WORK INSTRUCTIONS:
Each line that contains the string "some" counts once; report how many such lines appear in the data, as a number only.

[Dataset rows for document pages]
-- Opening Marker --

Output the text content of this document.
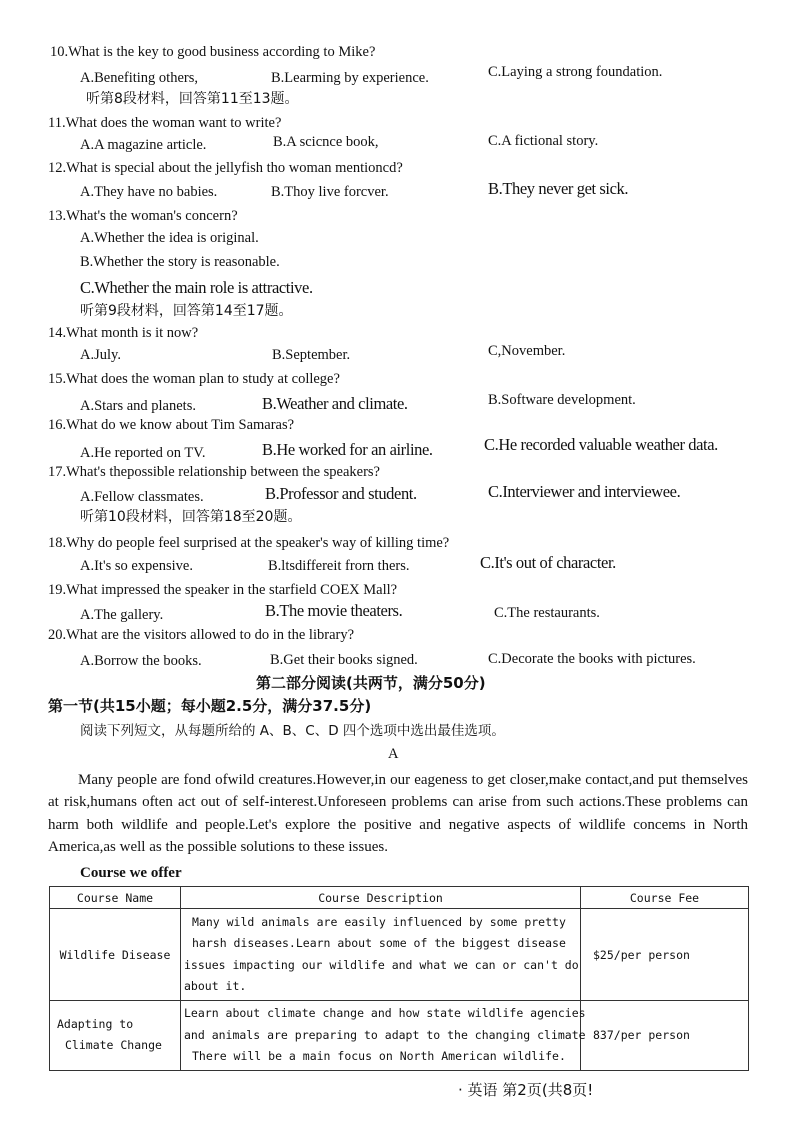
10.What is the key to good business according to Mike?
A.Benefiting others,	B.Learming by experience.	C.Laying a strong foundation.
听第8段材料，回答第11至13题。
11.What does the woman want to write?
A.A magazine article.	B.A scicnce book,	C.A fictional story.
12.What is special about the jellyfish tho woman mentioncd?
A.They have no babies.	B.Thoy live forcver.	B.They never get sick.
13.What's the woman's concern?
A.Whether the idea is original.
B.Whether the story is reasonable.
C.Whether the main role is attractive.
听第9段材料，回答第14至17题。
14.What month is it now?
A.July.	B.September.	C,November.
15.What does the woman plan to study at college?
A.Stars and planets.	B.Weather and climate.	B.Software development.
16.What do we know about Tim Samaras?
A.He reported on TV.	B.He worked for an airline.	C.He recorded valuable weather data.
17.What's thepossible relationship between the speakers?
A.Fellow classmates.	B.Professor and student.	C.Interviewer and interviewee.
听第10段材料，回答第18至20题。
18.Why do people feel surprised at the speaker's way of killing time?
A.It's so expensive.	B.ltsdiffereit frorn thers.	C.It's out of character.
19.What impressed the speaker in the starfield COEX Mall?
A.The gallery.	B.The movie theaters.	C.The restaurants.
20.What are the visitors allowed to do in the library?
A.Borrow the books.	B.Get their books signed.	C.Decorate the books with pictures.
第二部分阅读(共两节，满分50分)
第一节(共15小题；每小题2.5分，满分37.5分)
阅读下列短文，从每题所给的 A、B、C、D 四个选项中选出最佳选项。
A
Many people are fond ofwild creatures.However,in our eageness to get closer,make contact,and put themselves at risk,humans often act out of self-interest.Unforeseen problems can arise from such actions.These problems can harm both wildlife and people.Let's explore the positive and negative aspects of wildlife concems in North America,as well as the possible solutions to these issues.
Course we offer
Course Name	Course Description	Course Fee
Wildlife Disease	Many wild animals are easily influenced by some pretty
harsh diseases.Learn about some of the biggest disease
issues impacting our wildlife and what we can or can't do
about it.	$25/per person

Adapting to
Climate Change	Learn about climate change and how state wildlife agencies
and animals are preparing to adapt to the changing climate
There will be a main focus on North American wildlife.	837/per person
· 英语 第2页(共8页!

-- Closing Marker --

RESULT OF THIS TASK:
2